■ **DIRECTION**
Where a line contains the word "Mondays", copy that line.

■ **Saved entries**
↓

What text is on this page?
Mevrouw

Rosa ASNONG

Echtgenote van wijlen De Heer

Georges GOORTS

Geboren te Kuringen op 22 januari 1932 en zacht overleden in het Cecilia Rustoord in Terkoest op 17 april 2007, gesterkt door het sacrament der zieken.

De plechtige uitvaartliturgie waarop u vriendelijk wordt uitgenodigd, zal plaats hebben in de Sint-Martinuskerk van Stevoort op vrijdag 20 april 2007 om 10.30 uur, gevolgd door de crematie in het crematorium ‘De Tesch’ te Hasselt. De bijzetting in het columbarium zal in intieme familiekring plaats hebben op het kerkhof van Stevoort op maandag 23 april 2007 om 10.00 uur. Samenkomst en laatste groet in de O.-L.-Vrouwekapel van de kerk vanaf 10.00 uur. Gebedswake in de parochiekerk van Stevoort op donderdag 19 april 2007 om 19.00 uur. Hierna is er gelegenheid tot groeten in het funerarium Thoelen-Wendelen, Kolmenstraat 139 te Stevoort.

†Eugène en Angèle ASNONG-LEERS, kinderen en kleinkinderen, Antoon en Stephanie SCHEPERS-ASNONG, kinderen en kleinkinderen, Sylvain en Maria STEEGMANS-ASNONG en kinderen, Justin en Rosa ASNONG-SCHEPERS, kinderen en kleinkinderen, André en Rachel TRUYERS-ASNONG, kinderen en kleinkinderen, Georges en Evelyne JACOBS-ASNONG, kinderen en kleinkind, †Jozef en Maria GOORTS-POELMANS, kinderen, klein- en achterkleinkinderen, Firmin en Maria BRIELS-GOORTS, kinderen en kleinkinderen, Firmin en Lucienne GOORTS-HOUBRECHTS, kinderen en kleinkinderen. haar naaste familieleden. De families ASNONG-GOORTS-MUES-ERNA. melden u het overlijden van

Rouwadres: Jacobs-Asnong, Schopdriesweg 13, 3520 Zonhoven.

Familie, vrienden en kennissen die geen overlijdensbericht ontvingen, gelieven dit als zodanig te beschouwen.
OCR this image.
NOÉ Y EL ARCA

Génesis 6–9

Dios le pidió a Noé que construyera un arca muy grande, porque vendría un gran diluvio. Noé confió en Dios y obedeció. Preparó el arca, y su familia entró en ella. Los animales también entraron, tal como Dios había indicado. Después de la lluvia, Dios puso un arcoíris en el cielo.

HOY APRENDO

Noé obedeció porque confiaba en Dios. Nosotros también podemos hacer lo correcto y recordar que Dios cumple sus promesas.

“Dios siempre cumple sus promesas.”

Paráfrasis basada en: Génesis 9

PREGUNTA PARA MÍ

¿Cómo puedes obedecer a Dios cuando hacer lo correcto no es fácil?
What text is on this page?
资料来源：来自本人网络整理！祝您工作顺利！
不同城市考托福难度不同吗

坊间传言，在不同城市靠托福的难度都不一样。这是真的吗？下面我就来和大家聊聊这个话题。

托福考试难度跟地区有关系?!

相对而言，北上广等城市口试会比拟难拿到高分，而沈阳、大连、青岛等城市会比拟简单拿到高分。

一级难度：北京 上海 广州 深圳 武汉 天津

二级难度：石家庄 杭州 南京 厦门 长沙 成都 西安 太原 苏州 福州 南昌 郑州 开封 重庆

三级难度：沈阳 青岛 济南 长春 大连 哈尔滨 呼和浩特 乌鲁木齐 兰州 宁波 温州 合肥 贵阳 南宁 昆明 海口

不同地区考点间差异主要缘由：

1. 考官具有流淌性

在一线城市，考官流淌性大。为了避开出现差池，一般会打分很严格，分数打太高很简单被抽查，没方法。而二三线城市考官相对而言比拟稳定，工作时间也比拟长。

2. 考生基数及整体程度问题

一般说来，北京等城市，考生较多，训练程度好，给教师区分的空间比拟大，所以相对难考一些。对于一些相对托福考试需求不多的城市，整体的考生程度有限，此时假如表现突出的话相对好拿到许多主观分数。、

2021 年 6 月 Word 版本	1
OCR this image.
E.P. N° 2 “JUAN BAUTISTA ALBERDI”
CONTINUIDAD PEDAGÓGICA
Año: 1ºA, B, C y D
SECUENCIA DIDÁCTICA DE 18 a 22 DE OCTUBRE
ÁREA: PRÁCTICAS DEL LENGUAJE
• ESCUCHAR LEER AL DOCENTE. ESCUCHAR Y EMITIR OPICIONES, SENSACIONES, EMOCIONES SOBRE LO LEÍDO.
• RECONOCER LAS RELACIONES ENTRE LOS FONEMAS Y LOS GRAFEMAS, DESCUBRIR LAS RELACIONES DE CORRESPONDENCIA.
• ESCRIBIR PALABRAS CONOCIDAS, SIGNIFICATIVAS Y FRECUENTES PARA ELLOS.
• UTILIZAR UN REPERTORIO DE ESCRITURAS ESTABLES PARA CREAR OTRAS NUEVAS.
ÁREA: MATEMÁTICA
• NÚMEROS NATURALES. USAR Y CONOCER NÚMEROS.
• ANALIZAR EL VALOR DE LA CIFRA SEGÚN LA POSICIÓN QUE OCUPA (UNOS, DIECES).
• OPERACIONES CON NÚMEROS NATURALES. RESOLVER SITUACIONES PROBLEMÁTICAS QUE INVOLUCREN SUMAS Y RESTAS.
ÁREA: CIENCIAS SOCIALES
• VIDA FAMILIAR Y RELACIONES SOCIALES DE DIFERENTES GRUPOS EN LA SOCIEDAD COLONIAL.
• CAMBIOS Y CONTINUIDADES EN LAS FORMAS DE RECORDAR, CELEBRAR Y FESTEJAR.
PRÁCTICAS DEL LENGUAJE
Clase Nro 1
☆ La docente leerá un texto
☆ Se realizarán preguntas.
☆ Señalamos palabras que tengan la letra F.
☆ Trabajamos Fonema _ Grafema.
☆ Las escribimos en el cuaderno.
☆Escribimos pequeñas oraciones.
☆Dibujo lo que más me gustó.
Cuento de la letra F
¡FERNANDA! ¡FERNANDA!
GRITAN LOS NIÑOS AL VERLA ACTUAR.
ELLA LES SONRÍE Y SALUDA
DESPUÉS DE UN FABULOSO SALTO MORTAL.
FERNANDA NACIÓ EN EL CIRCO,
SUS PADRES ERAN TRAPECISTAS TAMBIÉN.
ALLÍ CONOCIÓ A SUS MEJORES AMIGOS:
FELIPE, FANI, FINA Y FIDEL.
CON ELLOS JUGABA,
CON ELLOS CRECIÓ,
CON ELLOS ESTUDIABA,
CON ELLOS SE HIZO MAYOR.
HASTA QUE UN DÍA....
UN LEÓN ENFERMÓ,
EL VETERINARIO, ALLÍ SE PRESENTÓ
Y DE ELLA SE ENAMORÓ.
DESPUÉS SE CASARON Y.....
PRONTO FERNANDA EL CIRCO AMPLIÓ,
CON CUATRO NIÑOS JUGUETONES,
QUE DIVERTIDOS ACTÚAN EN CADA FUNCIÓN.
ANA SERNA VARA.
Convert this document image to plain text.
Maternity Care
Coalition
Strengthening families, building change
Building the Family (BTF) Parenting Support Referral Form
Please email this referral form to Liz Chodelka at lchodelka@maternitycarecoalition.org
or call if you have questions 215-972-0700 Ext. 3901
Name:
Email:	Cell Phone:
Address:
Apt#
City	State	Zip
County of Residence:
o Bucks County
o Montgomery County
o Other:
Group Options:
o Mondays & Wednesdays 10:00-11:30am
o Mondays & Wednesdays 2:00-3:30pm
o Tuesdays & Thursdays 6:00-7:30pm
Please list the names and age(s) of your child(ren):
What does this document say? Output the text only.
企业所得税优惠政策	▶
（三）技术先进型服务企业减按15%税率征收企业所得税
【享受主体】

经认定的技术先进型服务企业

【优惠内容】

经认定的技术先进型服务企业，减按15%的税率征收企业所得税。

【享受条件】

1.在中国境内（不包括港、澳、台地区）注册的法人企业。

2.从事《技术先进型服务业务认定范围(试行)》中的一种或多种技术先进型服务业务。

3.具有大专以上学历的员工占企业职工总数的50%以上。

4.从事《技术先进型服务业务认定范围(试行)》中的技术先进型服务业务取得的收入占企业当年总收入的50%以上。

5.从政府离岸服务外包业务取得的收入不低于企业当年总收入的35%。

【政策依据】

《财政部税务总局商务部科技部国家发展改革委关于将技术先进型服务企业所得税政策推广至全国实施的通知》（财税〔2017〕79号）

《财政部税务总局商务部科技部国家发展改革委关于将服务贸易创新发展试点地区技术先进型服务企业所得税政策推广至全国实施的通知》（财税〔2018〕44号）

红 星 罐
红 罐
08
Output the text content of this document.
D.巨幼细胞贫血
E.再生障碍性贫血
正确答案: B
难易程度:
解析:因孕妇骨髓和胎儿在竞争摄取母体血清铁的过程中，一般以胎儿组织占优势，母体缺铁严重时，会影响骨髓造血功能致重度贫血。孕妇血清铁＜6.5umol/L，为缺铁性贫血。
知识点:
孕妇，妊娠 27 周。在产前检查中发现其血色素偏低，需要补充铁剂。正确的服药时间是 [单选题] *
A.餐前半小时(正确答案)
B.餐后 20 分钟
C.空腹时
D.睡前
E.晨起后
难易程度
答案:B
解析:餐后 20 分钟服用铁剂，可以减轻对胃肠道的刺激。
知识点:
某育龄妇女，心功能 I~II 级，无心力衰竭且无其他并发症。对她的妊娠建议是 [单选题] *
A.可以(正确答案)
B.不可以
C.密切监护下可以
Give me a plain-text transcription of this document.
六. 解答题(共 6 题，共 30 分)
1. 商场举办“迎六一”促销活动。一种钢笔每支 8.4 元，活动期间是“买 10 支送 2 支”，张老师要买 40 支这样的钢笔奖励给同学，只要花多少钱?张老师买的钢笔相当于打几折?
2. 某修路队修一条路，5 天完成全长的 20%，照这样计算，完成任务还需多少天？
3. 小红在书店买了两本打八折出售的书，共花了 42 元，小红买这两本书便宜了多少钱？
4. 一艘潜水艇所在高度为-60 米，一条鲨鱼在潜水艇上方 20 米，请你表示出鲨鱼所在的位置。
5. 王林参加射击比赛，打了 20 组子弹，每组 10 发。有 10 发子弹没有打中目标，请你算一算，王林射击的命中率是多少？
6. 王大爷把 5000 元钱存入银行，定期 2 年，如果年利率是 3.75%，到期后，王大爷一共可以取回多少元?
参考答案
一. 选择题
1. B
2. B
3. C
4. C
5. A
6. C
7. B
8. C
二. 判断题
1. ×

↑

■ **EXERCISE RESULT**
o Mondays & Wednesdays 10:00-11:30am
o Mondays & Wednesdays 2:00-3:30pm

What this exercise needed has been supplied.